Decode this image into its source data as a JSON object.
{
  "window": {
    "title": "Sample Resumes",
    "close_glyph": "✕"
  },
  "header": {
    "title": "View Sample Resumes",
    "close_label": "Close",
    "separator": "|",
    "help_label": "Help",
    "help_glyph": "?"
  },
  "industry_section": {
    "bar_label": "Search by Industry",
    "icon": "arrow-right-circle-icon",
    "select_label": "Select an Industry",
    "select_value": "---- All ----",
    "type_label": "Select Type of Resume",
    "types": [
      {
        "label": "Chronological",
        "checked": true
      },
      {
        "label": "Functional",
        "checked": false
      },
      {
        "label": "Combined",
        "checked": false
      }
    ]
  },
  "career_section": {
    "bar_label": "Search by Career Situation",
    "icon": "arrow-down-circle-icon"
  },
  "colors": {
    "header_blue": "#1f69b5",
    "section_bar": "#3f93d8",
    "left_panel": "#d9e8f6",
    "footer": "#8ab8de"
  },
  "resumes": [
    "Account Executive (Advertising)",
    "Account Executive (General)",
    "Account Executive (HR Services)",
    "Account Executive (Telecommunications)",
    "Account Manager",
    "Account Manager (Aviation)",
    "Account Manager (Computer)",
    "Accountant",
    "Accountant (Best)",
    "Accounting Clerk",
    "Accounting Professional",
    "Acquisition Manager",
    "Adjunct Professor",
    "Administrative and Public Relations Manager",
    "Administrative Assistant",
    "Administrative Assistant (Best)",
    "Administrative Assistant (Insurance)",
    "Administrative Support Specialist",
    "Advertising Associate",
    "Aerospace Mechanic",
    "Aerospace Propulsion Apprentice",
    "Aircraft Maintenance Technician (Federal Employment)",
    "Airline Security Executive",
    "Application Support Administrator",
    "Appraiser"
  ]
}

#### Task details
Every record above should be copied exactly.

#### Solution to the problem
Decode this image into its source data as a JSON object.
{
  "window": {
    "title": "Sample Resumes",
    "close_glyph": "✕"
  },
  "header": {
    "title": "View Sample Resumes",
    "close_label": "Close",
    "separator": "|",
    "help_label": "Help",
    "help_glyph": "?"
  },
  "industry_section": {
    "bar_label": "Search by Industry",
    "icon": "arrow-right-circle-icon",
    "select_label": "Select an Industry",
    "select_value": "---- All ----",
    "type_label": "Select Type of Resume",
    "types": [
      {
        "label": "Chronological",
        "checked": true
      },
      {
        "label": "Functional",
        "checked": false
      },
      {
        "label": "Combined",
        "checked": false
      }
    ]
  },
  "career_section": {
    "bar_label": "Search by Career Situation",
    "icon": "arrow-down-circle-icon"
  },
  "colors": {
    "header_blue": "#1f69b5",
    "section_bar": "#3f93d8",
    "left_panel": "#d9e8f6",
    "footer": "#8ab8de"
  },
  "resumes": [
    "Account Executive (Advertising)",
    "Account Executive (General)",
    "Account Executive (HR Services)",
    "Account Executive (Telecommunications)",
    "Account Manager",
    "Account Manager (Aviation)",
    "Account Manager (Computer)",
    "Accountant",
    "Accountant (Best)",
    "Accounting Clerk",
    "Accounting Professional",
    "Acquisition Manager",
    "Adjunct Professor",
    "Administrative and Public Relations Manager",
    "Administrative Assistant",
    "Administrative Assistant (Best)",
    "Administrative Assistant (Insurance)",
    "Administrative Support Specialist",
    "Advertising Associate",
    "Aerospace Mechanic",
    "Aerospace Propulsion Apprentice",
    "Aircraft Maintenance Technician (Federal Employment)",
    "Airline Security Executive",
    "Application Support Administrator",
    "Appraiser"
  ]
}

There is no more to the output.